**GIVEN EXERCISE**
Retype the material in full, keeping every word the same.

**Excerpt from a dataset**

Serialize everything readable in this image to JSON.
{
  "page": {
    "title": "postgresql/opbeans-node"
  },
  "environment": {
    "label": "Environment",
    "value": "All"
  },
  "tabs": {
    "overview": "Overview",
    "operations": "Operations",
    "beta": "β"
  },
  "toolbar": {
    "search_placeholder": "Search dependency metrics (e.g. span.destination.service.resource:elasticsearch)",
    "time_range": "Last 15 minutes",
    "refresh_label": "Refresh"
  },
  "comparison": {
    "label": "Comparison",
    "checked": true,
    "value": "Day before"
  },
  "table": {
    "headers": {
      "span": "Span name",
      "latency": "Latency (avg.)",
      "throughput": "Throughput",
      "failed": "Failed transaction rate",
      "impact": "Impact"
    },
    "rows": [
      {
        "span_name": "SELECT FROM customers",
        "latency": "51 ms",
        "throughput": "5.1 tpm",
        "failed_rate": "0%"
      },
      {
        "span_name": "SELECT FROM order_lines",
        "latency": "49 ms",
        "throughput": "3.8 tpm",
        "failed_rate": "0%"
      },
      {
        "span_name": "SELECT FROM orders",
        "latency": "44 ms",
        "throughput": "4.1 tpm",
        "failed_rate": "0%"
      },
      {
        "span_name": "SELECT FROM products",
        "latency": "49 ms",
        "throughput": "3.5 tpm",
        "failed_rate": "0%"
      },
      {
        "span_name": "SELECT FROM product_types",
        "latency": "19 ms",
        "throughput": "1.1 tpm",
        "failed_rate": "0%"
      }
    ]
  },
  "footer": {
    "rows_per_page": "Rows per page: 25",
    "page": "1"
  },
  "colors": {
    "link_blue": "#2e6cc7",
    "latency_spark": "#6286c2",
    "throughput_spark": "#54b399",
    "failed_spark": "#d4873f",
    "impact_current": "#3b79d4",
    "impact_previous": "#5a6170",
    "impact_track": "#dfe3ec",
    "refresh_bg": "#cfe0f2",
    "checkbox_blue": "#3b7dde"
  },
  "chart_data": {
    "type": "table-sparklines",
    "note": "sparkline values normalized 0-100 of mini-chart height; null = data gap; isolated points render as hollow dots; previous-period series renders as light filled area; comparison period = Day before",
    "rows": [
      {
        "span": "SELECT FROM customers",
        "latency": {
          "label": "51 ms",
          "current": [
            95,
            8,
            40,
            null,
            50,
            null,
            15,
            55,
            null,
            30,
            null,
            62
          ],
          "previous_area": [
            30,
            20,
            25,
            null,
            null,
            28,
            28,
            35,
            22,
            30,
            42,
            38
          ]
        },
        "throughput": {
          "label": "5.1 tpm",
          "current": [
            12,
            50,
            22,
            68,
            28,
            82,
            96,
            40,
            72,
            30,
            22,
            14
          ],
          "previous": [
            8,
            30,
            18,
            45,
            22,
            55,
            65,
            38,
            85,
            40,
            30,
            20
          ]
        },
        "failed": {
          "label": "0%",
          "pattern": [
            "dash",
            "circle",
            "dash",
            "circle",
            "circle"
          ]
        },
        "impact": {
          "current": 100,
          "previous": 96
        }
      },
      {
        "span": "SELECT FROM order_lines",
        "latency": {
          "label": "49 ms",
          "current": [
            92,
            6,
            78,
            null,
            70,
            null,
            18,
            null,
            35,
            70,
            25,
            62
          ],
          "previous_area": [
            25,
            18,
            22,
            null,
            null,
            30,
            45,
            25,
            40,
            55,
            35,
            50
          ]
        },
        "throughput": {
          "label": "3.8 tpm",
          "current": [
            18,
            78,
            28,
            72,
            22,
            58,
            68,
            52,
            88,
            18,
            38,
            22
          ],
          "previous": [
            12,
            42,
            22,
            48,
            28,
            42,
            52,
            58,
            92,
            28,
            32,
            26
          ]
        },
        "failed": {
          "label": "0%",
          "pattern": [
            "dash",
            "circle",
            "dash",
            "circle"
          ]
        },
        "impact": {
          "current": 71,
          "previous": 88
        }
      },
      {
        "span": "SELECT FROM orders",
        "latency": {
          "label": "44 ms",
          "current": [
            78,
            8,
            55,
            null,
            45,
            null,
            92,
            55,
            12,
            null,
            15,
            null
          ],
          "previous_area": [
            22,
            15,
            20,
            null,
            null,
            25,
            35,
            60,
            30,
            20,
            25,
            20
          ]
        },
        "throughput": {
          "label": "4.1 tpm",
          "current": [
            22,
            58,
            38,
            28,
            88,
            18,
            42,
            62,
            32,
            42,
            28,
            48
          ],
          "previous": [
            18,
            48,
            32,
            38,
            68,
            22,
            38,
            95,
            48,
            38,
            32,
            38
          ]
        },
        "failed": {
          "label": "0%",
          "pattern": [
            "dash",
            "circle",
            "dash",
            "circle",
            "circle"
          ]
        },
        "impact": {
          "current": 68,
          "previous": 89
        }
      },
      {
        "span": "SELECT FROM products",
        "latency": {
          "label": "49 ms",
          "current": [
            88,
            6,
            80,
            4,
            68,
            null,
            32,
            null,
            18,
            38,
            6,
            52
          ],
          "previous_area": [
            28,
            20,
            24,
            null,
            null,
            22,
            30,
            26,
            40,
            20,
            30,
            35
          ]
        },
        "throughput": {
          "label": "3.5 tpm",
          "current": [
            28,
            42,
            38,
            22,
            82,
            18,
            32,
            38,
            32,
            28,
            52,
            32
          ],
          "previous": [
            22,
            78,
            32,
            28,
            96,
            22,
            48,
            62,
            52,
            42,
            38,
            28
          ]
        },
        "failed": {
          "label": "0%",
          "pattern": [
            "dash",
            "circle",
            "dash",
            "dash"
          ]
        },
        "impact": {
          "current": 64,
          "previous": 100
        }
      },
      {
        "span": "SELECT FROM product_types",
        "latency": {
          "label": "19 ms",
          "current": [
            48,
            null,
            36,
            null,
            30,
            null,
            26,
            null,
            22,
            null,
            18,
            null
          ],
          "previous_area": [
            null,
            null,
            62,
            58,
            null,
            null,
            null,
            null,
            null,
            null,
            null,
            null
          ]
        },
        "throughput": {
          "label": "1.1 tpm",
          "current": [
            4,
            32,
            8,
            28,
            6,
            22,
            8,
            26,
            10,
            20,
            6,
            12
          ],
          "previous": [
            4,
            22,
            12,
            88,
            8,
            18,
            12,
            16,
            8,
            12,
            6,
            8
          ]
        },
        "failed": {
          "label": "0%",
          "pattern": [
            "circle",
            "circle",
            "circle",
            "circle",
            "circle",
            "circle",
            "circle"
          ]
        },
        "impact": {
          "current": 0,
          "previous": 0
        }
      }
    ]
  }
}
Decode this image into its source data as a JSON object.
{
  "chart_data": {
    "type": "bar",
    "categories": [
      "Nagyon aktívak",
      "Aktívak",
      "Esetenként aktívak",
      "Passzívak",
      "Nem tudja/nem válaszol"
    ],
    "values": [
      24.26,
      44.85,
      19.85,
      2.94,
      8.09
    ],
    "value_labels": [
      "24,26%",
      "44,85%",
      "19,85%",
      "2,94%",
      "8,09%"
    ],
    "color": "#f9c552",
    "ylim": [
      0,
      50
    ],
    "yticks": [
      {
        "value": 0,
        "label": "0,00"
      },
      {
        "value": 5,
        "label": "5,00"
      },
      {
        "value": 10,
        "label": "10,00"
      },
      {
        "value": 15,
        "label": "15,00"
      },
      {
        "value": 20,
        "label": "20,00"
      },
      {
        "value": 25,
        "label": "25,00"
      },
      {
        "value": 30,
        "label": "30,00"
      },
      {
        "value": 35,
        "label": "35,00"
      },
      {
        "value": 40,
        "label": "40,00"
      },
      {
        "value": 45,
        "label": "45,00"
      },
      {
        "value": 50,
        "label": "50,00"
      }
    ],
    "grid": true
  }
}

**FINISHED ANSWER**
Serialize everything readable in this image to JSON.
{
  "page": {
    "title": "postgresql/opbeans-node"
  },
  "environment": {
    "label": "Environment",
    "value": "All"
  },
  "tabs": {
    "overview": "Overview",
    "operations": "Operations",
    "beta": "β"
  },
  "toolbar": {
    "search_placeholder": "Search dependency metrics (e.g. span.destination.service.resource:elasticsearch)",
    "time_range": "Last 15 minutes",
    "refresh_label": "Refresh"
  },
  "comparison": {
    "label": "Comparison",
    "checked": true,
    "value": "Day before"
  },
  "table": {
    "headers": {
      "span": "Span name",
      "latency": "Latency (avg.)",
      "throughput": "Throughput",
      "failed": "Failed transaction rate",
      "impact": "Impact"
    },
    "rows": [
      {
        "span_name": "SELECT FROM customers",
        "latency": "51 ms",
        "throughput": "5.1 tpm",
        "failed_rate": "0%"
      },
      {
        "span_name": "SELECT FROM order_lines",
        "latency": "49 ms",
        "throughput": "3.8 tpm",
        "failed_rate": "0%"
      },
      {
        "span_name": "SELECT FROM orders",
        "latency": "44 ms",
        "throughput": "4.1 tpm",
        "failed_rate": "0%"
      },
      {
        "span_name": "SELECT FROM products",
        "latency": "49 ms",
        "throughput": "3.5 tpm",
        "failed_rate": "0%"
      },
      {
        "span_name": "SELECT FROM product_types",
        "latency": "19 ms",
        "throughput": "1.1 tpm",
        "failed_rate": "0%"
      }
    ]
  },
  "footer": {
    "rows_per_page": "Rows per page: 25",
    "page": "1"
  },
  "colors": {
    "link_blue": "#2e6cc7",
    "latency_spark": "#6286c2",
    "throughput_spark": "#54b399",
    "failed_spark": "#d4873f",
    "impact_current": "#3b79d4",
    "impact_previous": "#5a6170",
    "impact_track": "#dfe3ec",
    "refresh_bg": "#cfe0f2",
    "checkbox_blue": "#3b7dde"
  },
  "chart_data": {
    "type": "table-sparklines",
    "note": "sparkline values normalized 0-100 of mini-chart height; null = data gap; isolated points render as hollow dots; previous-period series renders as light filled area; comparison period = Day before",
    "rows": [
      {
        "span": "SELECT FROM customers",
        "latency": {
          "label": "51 ms",
          "current": [
            95,
            8,
            40,
            null,
            50,
            null,
            15,
            55,
            null,
            30,
            null,
            62
          ],
          "previous_area": [
            30,
            20,
            25,
            null,
            null,
            28,
            28,
            35,
            22,
            30,
            42,
            38
          ]
        },
        "throughput": {
          "label": "5.1 tpm",
          "current": [
            12,
            50,
            22,
            68,
            28,
            82,
            96,
            40,
            72,
            30,
            22,
            14
          ],
          "previous": [
            8,
            30,
            18,
            45,
            22,
            55,
            65,
            38,
            85,
            40,
            30,
            20
          ]
        },
        "failed": {
          "label": "0%",
          "pattern": [
            "dash",
            "circle",
            "dash",
            "circle",
            "circle"
          ]
        },
        "impact": {
          "current": 100,
          "previous": 96
        }
      },
      {
        "span": "SELECT FROM order_lines",
        "latency": {
          "label": "49 ms",
          "current": [
            92,
            6,
            78,
            null,
            70,
            null,
            18,
            null,
            35,
            70,
            25,
            62
          ],
          "previous_area": [
            25,
            18,
            22,
            null,
            null,
            30,
            45,
            25,
            40,
            55,
            35,
            50
          ]
        },
        "throughput": {
          "label": "3.8 tpm",
          "current": [
            18,
            78,
            28,
            72,
            22,
            58,
            68,
            52,
            88,
            18,
            38,
            22
          ],
          "previous": [
            12,
            42,
            22,
            48,
            28,
            42,
            52,
            58,
            92,
            28,
            32,
            26
          ]
        },
        "failed": {
          "label": "0%",
          "pattern": [
            "dash",
            "circle",
            "dash",
            "circle"
          ]
        },
        "impact": {
          "current": 71,
          "previous": 88
        }
      },
      {
        "span": "SELECT FROM orders",
        "latency": {
          "label": "44 ms",
          "current": [
            78,
            8,
            55,
            null,
            45,
            null,
            92,
            55,
            12,
            null,
            15,
            null
          ],
          "previous_area": [
            22,
            15,
            20,
            null,
            null,
            25,
            35,
            60,
            30,
            20,
            25,
            20
          ]
        },
        "throughput": {
          "label": "4.1 tpm",
          "current": [
            22,
            58,
            38,
            28,
            88,
            18,
            42,
            62,
            32,
            42,
            28,
            48
          ],
          "previous": [
            18,
            48,
            32,
            38,
            68,
            22,
            38,
            95,
            48,
            38,
            32,
            38
          ]
        },
        "failed": {
          "label": "0%",
          "pattern": [
            "dash",
            "circle",
            "dash",
            "circle",
            "circle"
          ]
        },
        "impact": {
          "current": 68,
          "previous": 89
        }
      },
      {
        "span": "SELECT FROM products",
        "latency": {
          "label": "49 ms",
          "current": [
            88,
            6,
            80,
            4,
            68,
            null,
            32,
            null,
            18,
            38,
            6,
            52
          ],
          "previous_area": [
            28,
            20,
            24,
            null,
            null,
            22,
            30,
            26,
            40,
            20,
            30,
            35
          ]
        },
        "throughput": {
          "label": "3.5 tpm",
          "current": [
            28,
            42,
            38,
            22,
            82,
            18,
            32,
            38,
            32,
            28,
            52,
            32
          ],
          "previous": [
            22,
            78,
            32,
            28,
            96,
            22,
            48,
            62,
            52,
            42,
            38,
            28
          ]
        },
        "failed": {
          "label": "0%",
          "pattern": [
            "dash",
            "circle",
            "dash",
            "dash"
          ]
        },
        "impact": {
          "current": 64,
          "previous": 100
        }
      },
      {
        "span": "SELECT FROM product_types",
        "latency": {
          "label": "19 ms",
          "current": [
            48,
            null,
            36,
            null,
            30,
            null,
            26,
            null,
            22,
            null,
            18,
            null
          ],
          "previous_area": [
            null,
            null,
            62,
            58,
            null,
            null,
            null,
            null,
            null,
            null,
            null,
            null
          ]
        },
        "throughput": {
          "label": "1.1 tpm",
          "current": [
            4,
            32,
            8,
            28,
            6,
            22,
            8,
            26,
            10,
            20,
            6,
            12
          ],
          "previous": [
            4,
            22,
            12,
            88,
            8,
            18,
            12,
            16,
            8,
            12,
            6,
            8
          ]
        },
        "failed": {
          "label": "0%",
          "pattern": [
            "circle",
            "circle",
            "circle",
            "circle",
            "circle",
            "circle",
            "circle"
          ]
        },
        "impact": {
          "current": 0,
          "previous": 0
        }
      }
    ]
  }
}
Decode this image into its source data as a JSON object.
{
  "chart_data": {
    "type": "bar",
    "categories": [
      "Nagyon aktívak",
      "Aktívak",
      "Esetenként aktívak",
      "Passzívak",
      "Nem tudja/nem válaszol"
    ],
    "values": [
      24.26,
      44.85,
      19.85,
      2.94,
      8.09
    ],
    "value_labels": [
      "24,26%",
      "44,85%",
      "19,85%",
      "2,94%",
      "8,09%"
    ],
    "color": "#f9c552",
    "ylim": [
      0,
      50
    ],
    "yticks": [
      {
        "value": 0,
        "label": "0,00"
      },
      {
        "value": 5,
        "label": "5,00"
      },
      {
        "value": 10,
        "label": "10,00"
      },
      {
        "value": 15,
        "label": "15,00"
      },
      {
        "value": 20,
        "label": "20,00"
      },
      {
        "value": 25,
        "label": "25,00"
      },
      {
        "value": 30,
        "label": "30,00"
      },
      {
        "value": 35,
        "label": "35,00"
      },
      {
        "value": 40,
        "label": "40,00"
      },
      {
        "value": 45,
        "label": "45,00"
      },
      {
        "value": 50,
        "label": "50,00"
      }
    ],
    "grid": true
  }
}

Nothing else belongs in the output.